(Figure contents as structured data)
:::

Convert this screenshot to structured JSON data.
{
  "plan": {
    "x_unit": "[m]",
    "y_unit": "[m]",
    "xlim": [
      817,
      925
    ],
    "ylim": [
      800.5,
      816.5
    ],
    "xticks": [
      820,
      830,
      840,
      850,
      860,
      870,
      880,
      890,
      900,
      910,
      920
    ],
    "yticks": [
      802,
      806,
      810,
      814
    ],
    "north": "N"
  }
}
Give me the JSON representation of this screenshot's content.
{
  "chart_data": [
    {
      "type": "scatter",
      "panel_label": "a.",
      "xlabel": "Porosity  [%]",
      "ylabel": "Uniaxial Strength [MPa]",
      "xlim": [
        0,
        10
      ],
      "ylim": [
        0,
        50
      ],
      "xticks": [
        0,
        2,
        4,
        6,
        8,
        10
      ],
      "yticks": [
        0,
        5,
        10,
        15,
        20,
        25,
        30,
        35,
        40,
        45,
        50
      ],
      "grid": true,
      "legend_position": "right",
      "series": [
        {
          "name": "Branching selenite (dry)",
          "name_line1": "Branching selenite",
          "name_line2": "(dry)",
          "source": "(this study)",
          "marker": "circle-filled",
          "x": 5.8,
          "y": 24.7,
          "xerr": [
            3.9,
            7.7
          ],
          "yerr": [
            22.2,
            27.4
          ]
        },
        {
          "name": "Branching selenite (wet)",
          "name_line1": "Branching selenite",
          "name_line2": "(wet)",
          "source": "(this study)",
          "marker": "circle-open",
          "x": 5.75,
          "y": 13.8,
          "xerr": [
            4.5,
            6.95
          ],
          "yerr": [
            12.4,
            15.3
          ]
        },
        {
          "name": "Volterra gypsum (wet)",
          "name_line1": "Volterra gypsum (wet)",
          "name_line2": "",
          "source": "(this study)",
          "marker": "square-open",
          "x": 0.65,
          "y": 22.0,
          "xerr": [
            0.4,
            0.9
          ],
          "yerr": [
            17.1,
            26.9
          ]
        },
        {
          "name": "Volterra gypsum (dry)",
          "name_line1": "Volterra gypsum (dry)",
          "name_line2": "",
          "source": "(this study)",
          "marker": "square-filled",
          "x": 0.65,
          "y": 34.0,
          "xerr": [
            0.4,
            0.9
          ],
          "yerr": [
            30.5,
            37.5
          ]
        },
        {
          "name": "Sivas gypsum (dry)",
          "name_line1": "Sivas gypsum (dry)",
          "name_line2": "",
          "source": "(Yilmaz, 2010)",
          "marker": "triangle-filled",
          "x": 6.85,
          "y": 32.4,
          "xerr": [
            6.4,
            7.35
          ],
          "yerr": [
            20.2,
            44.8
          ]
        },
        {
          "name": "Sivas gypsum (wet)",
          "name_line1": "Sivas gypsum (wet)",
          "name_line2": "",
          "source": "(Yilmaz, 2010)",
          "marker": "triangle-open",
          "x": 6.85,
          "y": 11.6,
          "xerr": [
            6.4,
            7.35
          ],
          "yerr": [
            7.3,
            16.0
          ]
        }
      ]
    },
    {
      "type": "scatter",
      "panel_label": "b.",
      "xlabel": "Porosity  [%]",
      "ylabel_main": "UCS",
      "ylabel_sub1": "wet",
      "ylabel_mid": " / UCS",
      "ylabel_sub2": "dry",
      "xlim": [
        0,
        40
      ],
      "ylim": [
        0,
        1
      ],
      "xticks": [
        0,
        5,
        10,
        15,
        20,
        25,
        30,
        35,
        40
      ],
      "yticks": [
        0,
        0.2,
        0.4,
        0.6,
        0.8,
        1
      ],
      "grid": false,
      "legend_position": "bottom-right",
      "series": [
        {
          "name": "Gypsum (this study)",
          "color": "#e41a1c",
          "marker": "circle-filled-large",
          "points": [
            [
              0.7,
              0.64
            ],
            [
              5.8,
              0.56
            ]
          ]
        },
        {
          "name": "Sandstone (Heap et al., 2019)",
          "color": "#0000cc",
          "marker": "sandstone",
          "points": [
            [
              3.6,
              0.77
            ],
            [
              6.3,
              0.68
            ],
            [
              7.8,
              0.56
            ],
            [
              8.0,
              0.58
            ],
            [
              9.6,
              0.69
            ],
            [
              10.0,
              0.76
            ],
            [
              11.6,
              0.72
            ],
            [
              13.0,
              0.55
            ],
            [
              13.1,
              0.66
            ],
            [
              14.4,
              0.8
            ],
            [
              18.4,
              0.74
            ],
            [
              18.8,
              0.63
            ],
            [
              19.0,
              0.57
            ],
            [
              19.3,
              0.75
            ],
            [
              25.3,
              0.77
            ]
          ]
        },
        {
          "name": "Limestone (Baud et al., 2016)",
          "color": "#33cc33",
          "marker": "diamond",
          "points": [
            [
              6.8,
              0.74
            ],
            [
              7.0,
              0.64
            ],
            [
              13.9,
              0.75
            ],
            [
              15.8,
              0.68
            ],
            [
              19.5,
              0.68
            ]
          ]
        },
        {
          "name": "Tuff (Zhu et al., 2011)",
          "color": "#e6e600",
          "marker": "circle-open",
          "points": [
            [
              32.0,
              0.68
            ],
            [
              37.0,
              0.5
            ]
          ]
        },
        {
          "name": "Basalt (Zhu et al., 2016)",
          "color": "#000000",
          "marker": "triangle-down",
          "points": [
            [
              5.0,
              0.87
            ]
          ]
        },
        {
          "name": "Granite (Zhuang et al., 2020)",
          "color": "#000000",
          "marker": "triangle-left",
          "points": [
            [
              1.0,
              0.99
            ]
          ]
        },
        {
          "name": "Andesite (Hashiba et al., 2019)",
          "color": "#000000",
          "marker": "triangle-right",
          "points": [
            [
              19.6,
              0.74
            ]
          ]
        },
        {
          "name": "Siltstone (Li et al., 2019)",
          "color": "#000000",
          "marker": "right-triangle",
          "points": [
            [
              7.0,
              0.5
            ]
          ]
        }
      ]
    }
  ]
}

:::

Exercise description – Write out the data exactly as it stands.

Full output –
Convert this screenshot to structured JSON data.
{
  "plan": {
    "x_unit": "[m]",
    "y_unit": "[m]",
    "xlim": [
      817,
      925
    ],
    "ylim": [
      800.5,
      816.5
    ],
    "xticks": [
      820,
      830,
      840,
      850,
      860,
      870,
      880,
      890,
      900,
      910,
      920
    ],
    "yticks": [
      802,
      806,
      810,
      814
    ],
    "north": "N"
  }
}
Give me the JSON representation of this screenshot's content.
{
  "chart_data": [
    {
      "type": "scatter",
      "panel_label": "a.",
      "xlabel": "Porosity  [%]",
      "ylabel": "Uniaxial Strength [MPa]",
      "xlim": [
        0,
        10
      ],
      "ylim": [
        0,
        50
      ],
      "xticks": [
        0,
        2,
        4,
        6,
        8,
        10
      ],
      "yticks": [
        0,
        5,
        10,
        15,
        20,
        25,
        30,
        35,
        40,
        45,
        50
      ],
      "grid": true,
      "legend_position": "right",
      "series": [
        {
          "name": "Branching selenite (dry)",
          "name_line1": "Branching selenite",
          "name_line2": "(dry)",
          "source": "(this study)",
          "marker": "circle-filled",
          "x": 5.8,
          "y": 24.7,
          "xerr": [
            3.9,
            7.7
          ],
          "yerr": [
            22.2,
            27.4
          ]
        },
        {
          "name": "Branching selenite (wet)",
          "name_line1": "Branching selenite",
          "name_line2": "(wet)",
          "source": "(this study)",
          "marker": "circle-open",
          "x": 5.75,
          "y": 13.8,
          "xerr": [
            4.5,
            6.95
          ],
          "yerr": [
            12.4,
            15.3
          ]
        },
        {
          "name": "Volterra gypsum (wet)",
          "name_line1": "Volterra gypsum (wet)",
          "name_line2": "",
          "source": "(this study)",
          "marker": "square-open",
          "x": 0.65,
          "y": 22.0,
          "xerr": [
            0.4,
            0.9
          ],
          "yerr": [
            17.1,
            26.9
          ]
        },
        {
          "name": "Volterra gypsum (dry)",
          "name_line1": "Volterra gypsum (dry)",
          "name_line2": "",
          "source": "(this study)",
          "marker": "square-filled",
          "x": 0.65,
          "y": 34.0,
          "xerr": [
            0.4,
            0.9
          ],
          "yerr": [
            30.5,
            37.5
          ]
        },
        {
          "name": "Sivas gypsum (dry)",
          "name_line1": "Sivas gypsum (dry)",
          "name_line2": "",
          "source": "(Yilmaz, 2010)",
          "marker": "triangle-filled",
          "x": 6.85,
          "y": 32.4,
          "xerr": [
            6.4,
            7.35
          ],
          "yerr": [
            20.2,
            44.8
          ]
        },
        {
          "name": "Sivas gypsum (wet)",
          "name_line1": "Sivas gypsum (wet)",
          "name_line2": "",
          "source": "(Yilmaz, 2010)",
          "marker": "triangle-open",
          "x": 6.85,
          "y": 11.6,
          "xerr": [
            6.4,
            7.35
          ],
          "yerr": [
            7.3,
            16.0
          ]
        }
      ]
    },
    {
      "type": "scatter",
      "panel_label": "b.",
      "xlabel": "Porosity  [%]",
      "ylabel_main": "UCS",
      "ylabel_sub1": "wet",
      "ylabel_mid": " / UCS",
      "ylabel_sub2": "dry",
      "xlim": [
        0,
        40
      ],
      "ylim": [
        0,
        1
      ],
      "xticks": [
        0,
        5,
        10,
        15,
        20,
        25,
        30,
        35,
        40
      ],
      "yticks": [
        0,
        0.2,
        0.4,
        0.6,
        0.8,
        1
      ],
      "grid": false,
      "legend_position": "bottom-right",
      "series": [
        {
          "name": "Gypsum (this study)",
          "color": "#e41a1c",
          "marker": "circle-filled-large",
          "points": [
            [
              0.7,
              0.64
            ],
            [
              5.8,
              0.56
            ]
          ]
        },
        {
          "name": "Sandstone (Heap et al., 2019)",
          "color": "#0000cc",
          "marker": "sandstone",
          "points": [
            [
              3.6,
              0.77
            ],
            [
              6.3,
              0.68
            ],
            [
              7.8,
              0.56
            ],
            [
              8.0,
              0.58
            ],
            [
              9.6,
              0.69
            ],
            [
              10.0,
              0.76
            ],
            [
              11.6,
              0.72
            ],
            [
              13.0,
              0.55
            ],
            [
              13.1,
              0.66
            ],
            [
              14.4,
              0.8
            ],
            [
              18.4,
              0.74
            ],
            [
              18.8,
              0.63
            ],
            [
              19.0,
              0.57
            ],
            [
              19.3,
              0.75
            ],
            [
              25.3,
              0.77
            ]
          ]
        },
        {
          "name": "Limestone (Baud et al., 2016)",
          "color": "#33cc33",
          "marker": "diamond",
          "points": [
            [
              6.8,
              0.74
            ],
            [
              7.0,
              0.64
            ],
            [
              13.9,
              0.75
            ],
            [
              15.8,
              0.68
            ],
            [
              19.5,
              0.68
            ]
          ]
        },
        {
          "name": "Tuff (Zhu et al., 2011)",
          "color": "#e6e600",
          "marker": "circle-open",
          "points": [
            [
              32.0,
              0.68
            ],
            [
              37.0,
              0.5
            ]
          ]
        },
        {
          "name": "Basalt (Zhu et al., 2016)",
          "color": "#000000",
          "marker": "triangle-down",
          "points": [
            [
              5.0,
              0.87
            ]
          ]
        },
        {
          "name": "Granite (Zhuang et al., 2020)",
          "color": "#000000",
          "marker": "triangle-left",
          "points": [
            [
              1.0,
              0.99
            ]
          ]
        },
        {
          "name": "Andesite (Hashiba et al., 2019)",
          "color": "#000000",
          "marker": "triangle-right",
          "points": [
            [
              19.6,
              0.74
            ]
          ]
        },
        {
          "name": "Siltstone (Li et al., 2019)",
          "color": "#000000",
          "marker": "right-triangle",
          "points": [
            [
              7.0,
              0.5
            ]
          ]
        }
      ]
    }
  ]
}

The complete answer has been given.